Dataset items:
------------------------------------------------------------------------
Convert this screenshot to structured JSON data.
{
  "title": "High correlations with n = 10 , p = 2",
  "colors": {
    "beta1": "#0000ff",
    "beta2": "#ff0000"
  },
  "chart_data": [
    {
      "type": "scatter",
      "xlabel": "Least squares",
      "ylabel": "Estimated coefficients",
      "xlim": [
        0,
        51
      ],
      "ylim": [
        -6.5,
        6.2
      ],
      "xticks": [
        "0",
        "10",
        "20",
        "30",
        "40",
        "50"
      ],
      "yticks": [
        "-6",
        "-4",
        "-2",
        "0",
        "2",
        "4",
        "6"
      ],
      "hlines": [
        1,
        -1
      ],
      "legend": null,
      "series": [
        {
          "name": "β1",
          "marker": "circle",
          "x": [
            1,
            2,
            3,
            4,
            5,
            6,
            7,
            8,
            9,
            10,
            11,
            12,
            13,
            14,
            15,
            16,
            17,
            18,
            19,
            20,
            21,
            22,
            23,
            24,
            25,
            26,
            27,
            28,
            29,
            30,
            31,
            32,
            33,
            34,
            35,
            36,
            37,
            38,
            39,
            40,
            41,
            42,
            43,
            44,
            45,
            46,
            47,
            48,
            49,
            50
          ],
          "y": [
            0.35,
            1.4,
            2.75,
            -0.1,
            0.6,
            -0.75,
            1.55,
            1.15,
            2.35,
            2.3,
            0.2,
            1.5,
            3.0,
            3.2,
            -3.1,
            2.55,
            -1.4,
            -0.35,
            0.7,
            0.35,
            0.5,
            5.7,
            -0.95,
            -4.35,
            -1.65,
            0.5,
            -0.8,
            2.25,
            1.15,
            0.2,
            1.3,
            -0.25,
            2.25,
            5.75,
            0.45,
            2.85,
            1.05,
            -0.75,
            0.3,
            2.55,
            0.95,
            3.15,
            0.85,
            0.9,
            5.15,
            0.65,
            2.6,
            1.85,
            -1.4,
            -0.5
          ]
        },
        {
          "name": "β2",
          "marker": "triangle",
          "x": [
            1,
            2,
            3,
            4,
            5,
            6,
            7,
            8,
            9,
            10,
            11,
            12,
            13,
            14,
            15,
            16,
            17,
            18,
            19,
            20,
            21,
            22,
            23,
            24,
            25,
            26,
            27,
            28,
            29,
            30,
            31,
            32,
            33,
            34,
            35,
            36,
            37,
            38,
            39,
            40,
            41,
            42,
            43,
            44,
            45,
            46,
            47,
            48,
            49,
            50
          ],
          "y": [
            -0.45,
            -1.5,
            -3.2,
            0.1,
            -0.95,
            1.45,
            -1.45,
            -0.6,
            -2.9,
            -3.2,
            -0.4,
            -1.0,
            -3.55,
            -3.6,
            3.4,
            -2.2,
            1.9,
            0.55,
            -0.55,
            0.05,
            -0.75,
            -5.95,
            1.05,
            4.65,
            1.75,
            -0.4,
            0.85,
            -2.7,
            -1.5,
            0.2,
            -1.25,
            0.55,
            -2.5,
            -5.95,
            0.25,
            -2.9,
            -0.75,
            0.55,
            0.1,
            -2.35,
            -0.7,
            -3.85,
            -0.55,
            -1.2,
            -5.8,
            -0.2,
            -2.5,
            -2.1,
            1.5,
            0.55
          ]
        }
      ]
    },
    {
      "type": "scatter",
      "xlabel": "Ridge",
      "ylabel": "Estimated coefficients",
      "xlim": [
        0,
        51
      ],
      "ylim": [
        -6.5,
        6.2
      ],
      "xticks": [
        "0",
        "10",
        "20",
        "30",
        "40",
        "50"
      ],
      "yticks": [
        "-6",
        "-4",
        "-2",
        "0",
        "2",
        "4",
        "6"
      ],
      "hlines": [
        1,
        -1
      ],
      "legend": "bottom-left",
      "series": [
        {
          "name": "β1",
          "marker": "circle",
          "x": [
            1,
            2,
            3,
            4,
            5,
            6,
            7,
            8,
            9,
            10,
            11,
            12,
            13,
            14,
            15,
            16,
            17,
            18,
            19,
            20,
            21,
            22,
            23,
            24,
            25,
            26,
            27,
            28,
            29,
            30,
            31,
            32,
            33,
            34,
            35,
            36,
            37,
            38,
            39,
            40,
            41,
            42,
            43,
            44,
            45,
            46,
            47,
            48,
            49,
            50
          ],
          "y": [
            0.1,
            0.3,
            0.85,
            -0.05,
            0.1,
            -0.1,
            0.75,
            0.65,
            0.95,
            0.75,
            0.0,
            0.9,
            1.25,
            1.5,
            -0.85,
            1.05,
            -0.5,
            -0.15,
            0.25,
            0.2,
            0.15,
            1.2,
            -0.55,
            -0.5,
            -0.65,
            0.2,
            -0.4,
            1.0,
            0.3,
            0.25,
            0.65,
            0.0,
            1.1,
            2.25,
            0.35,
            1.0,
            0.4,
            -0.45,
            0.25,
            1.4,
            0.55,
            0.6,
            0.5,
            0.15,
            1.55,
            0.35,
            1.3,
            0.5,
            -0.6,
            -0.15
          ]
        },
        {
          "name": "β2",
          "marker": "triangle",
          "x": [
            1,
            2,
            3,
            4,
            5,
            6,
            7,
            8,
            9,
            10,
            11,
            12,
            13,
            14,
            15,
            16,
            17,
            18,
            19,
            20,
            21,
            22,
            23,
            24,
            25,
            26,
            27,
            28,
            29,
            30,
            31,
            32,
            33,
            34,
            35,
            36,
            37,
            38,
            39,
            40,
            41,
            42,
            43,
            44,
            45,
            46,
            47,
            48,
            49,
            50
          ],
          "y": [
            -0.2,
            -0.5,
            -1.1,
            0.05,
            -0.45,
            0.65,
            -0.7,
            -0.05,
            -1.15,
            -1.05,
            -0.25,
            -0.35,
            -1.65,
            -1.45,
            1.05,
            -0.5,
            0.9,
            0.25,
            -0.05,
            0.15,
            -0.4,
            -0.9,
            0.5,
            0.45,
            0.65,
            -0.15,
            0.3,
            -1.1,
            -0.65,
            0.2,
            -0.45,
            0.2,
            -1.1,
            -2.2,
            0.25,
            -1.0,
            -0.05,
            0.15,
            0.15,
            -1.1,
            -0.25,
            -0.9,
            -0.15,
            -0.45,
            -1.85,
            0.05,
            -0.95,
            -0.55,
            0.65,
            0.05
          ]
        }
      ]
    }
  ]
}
------------------------------------------------------------------------
Exercise
Transcribe the entire listing above precisely.

Solution to the exercise
Convert this screenshot to structured JSON data.
{
  "title": "High correlations with n = 10 , p = 2",
  "colors": {
    "beta1": "#0000ff",
    "beta2": "#ff0000"
  },
  "chart_data": [
    {
      "type": "scatter",
      "xlabel": "Least squares",
      "ylabel": "Estimated coefficients",
      "xlim": [
        0,
        51
      ],
      "ylim": [
        -6.5,
        6.2
      ],
      "xticks": [
        "0",
        "10",
        "20",
        "30",
        "40",
        "50"
      ],
      "yticks": [
        "-6",
        "-4",
        "-2",
        "0",
        "2",
        "4",
        "6"
      ],
      "hlines": [
        1,
        -1
      ],
      "legend": null,
      "series": [
        {
          "name": "β1",
          "marker": "circle",
          "x": [
            1,
            2,
            3,
            4,
            5,
            6,
            7,
            8,
            9,
            10,
            11,
            12,
            13,
            14,
            15,
            16,
            17,
            18,
            19,
            20,
            21,
            22,
            23,
            24,
            25,
            26,
            27,
            28,
            29,
            30,
            31,
            32,
            33,
            34,
            35,
            36,
            37,
            38,
            39,
            40,
            41,
            42,
            43,
            44,
            45,
            46,
            47,
            48,
            49,
            50
          ],
          "y": [
            0.35,
            1.4,
            2.75,
            -0.1,
            0.6,
            -0.75,
            1.55,
            1.15,
            2.35,
            2.3,
            0.2,
            1.5,
            3.0,
            3.2,
            -3.1,
            2.55,
            -1.4,
            -0.35,
            0.7,
            0.35,
            0.5,
            5.7,
            -0.95,
            -4.35,
            -1.65,
            0.5,
            -0.8,
            2.25,
            1.15,
            0.2,
            1.3,
            -0.25,
            2.25,
            5.75,
            0.45,
            2.85,
            1.05,
            -0.75,
            0.3,
            2.55,
            0.95,
            3.15,
            0.85,
            0.9,
            5.15,
            0.65,
            2.6,
            1.85,
            -1.4,
            -0.5
          ]
        },
        {
          "name": "β2",
          "marker": "triangle",
          "x": [
            1,
            2,
            3,
            4,
            5,
            6,
            7,
            8,
            9,
            10,
            11,
            12,
            13,
            14,
            15,
            16,
            17,
            18,
            19,
            20,
            21,
            22,
            23,
            24,
            25,
            26,
            27,
            28,
            29,
            30,
            31,
            32,
            33,
            34,
            35,
            36,
            37,
            38,
            39,
            40,
            41,
            42,
            43,
            44,
            45,
            46,
            47,
            48,
            49,
            50
          ],
          "y": [
            -0.45,
            -1.5,
            -3.2,
            0.1,
            -0.95,
            1.45,
            -1.45,
            -0.6,
            -2.9,
            -3.2,
            -0.4,
            -1.0,
            -3.55,
            -3.6,
            3.4,
            -2.2,
            1.9,
            0.55,
            -0.55,
            0.05,
            -0.75,
            -5.95,
            1.05,
            4.65,
            1.75,
            -0.4,
            0.85,
            -2.7,
            -1.5,
            0.2,
            -1.25,
            0.55,
            -2.5,
            -5.95,
            0.25,
            -2.9,
            -0.75,
            0.55,
            0.1,
            -2.35,
            -0.7,
            -3.85,
            -0.55,
            -1.2,
            -5.8,
            -0.2,
            -2.5,
            -2.1,
            1.5,
            0.55
          ]
        }
      ]
    },
    {
      "type": "scatter",
      "xlabel": "Ridge",
      "ylabel": "Estimated coefficients",
      "xlim": [
        0,
        51
      ],
      "ylim": [
        -6.5,
        6.2
      ],
      "xticks": [
        "0",
        "10",
        "20",
        "30",
        "40",
        "50"
      ],
      "yticks": [
        "-6",
        "-4",
        "-2",
        "0",
        "2",
        "4",
        "6"
      ],
      "hlines": [
        1,
        -1
      ],
      "legend": "bottom-left",
      "series": [
        {
          "name": "β1",
          "marker": "circle",
          "x": [
            1,
            2,
            3,
            4,
            5,
            6,
            7,
            8,
            9,
            10,
            11,
            12,
            13,
            14,
            15,
            16,
            17,
            18,
            19,
            20,
            21,
            22,
            23,
            24,
            25,
            26,
            27,
            28,
            29,
            30,
            31,
            32,
            33,
            34,
            35,
            36,
            37,
            38,
            39,
            40,
            41,
            42,
            43,
            44,
            45,
            46,
            47,
            48,
            49,
            50
          ],
          "y": [
            0.1,
            0.3,
            0.85,
            -0.05,
            0.1,
            -0.1,
            0.75,
            0.65,
            0.95,
            0.75,
            0.0,
            0.9,
            1.25,
            1.5,
            -0.85,
            1.05,
            -0.5,
            -0.15,
            0.25,
            0.2,
            0.15,
            1.2,
            -0.55,
            -0.5,
            -0.65,
            0.2,
            -0.4,
            1.0,
            0.3,
            0.25,
            0.65,
            0.0,
            1.1,
            2.25,
            0.35,
            1.0,
            0.4,
            -0.45,
            0.25,
            1.4,
            0.55,
            0.6,
            0.5,
            0.15,
            1.55,
            0.35,
            1.3,
            0.5,
            -0.6,
            -0.15
          ]
        },
        {
          "name": "β2",
          "marker": "triangle",
          "x": [
            1,
            2,
            3,
            4,
            5,
            6,
            7,
            8,
            9,
            10,
            11,
            12,
            13,
            14,
            15,
            16,
            17,
            18,
            19,
            20,
            21,
            22,
            23,
            24,
            25,
            26,
            27,
            28,
            29,
            30,
            31,
            32,
            33,
            34,
            35,
            36,
            37,
            38,
            39,
            40,
            41,
            42,
            43,
            44,
            45,
            46,
            47,
            48,
            49,
            50
          ],
          "y": [
            -0.2,
            -0.5,
            -1.1,
            0.05,
            -0.45,
            0.65,
            -0.7,
            -0.05,
            -1.15,
            -1.05,
            -0.25,
            -0.35,
            -1.65,
            -1.45,
            1.05,
            -0.5,
            0.9,
            0.25,
            -0.05,
            0.15,
            -0.4,
            -0.9,
            0.5,
            0.45,
            0.65,
            -0.15,
            0.3,
            -1.1,
            -0.65,
            0.2,
            -0.45,
            0.2,
            -1.1,
            -2.2,
            0.25,
            -1.0,
            -0.05,
            0.15,
            0.15,
            -1.1,
            -0.25,
            -0.9,
            -0.15,
            -0.45,
            -1.85,
            0.05,
            -0.95,
            -0.55,
            0.65,
            0.05
          ]
        }
      ]
    }
  ]
}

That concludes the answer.